**TASK TO CARRY OUT**
Repeat the entire listing exactly.

**EXERCISE MATERIAL**
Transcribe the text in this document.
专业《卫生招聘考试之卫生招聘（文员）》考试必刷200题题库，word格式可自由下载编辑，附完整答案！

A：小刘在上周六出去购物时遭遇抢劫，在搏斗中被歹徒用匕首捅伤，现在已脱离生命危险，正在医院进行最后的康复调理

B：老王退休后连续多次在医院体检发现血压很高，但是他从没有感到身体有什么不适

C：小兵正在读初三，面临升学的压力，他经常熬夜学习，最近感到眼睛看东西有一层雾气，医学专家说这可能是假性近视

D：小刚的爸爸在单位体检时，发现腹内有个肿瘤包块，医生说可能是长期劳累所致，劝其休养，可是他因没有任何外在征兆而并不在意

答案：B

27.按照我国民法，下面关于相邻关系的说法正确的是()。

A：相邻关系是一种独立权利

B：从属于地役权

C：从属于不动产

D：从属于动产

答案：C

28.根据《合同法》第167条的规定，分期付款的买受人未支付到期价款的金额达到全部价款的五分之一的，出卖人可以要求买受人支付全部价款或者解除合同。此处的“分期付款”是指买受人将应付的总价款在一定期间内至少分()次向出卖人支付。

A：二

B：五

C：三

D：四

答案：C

**EXERCISE RESULT**
Transcribe the text in this document.
专业《卫生招聘考试之卫生招聘（文员）》考试必刷200题题库，word格式可自由下载编辑，附完整答案！

A：小刘在上周六出去购物时遭遇抢劫，在搏斗中被歹徒用匕首捅伤，现在已脱离生命危险，正在医院进行最后的康复调理

B：老王退休后连续多次在医院体检发现血压很高，但是他从没有感到身体有什么不适

C：小兵正在读初三，面临升学的压力，他经常熬夜学习，最近感到眼睛看东西有一层雾气，医学专家说这可能是假性近视

D：小刚的爸爸在单位体检时，发现腹内有个肿瘤包块，医生说可能是长期劳累所致，劝其休养，可是他因没有任何外在征兆而并不在意

答案：B

27.按照我国民法，下面关于相邻关系的说法正确的是()。

A：相邻关系是一种独立权利

B：从属于地役权

C：从属于不动产

D：从属于动产

答案：C

28.根据《合同法》第167条的规定，分期付款的买受人未支付到期价款的金额达到全部价款的五分之一的，出卖人可以要求买受人支付全部价款或者解除合同。此处的“分期付款”是指买受人将应付的总价款在一定期间内至少分()次向出卖人支付。

A：二

B：五

C：三

D：四

答案：C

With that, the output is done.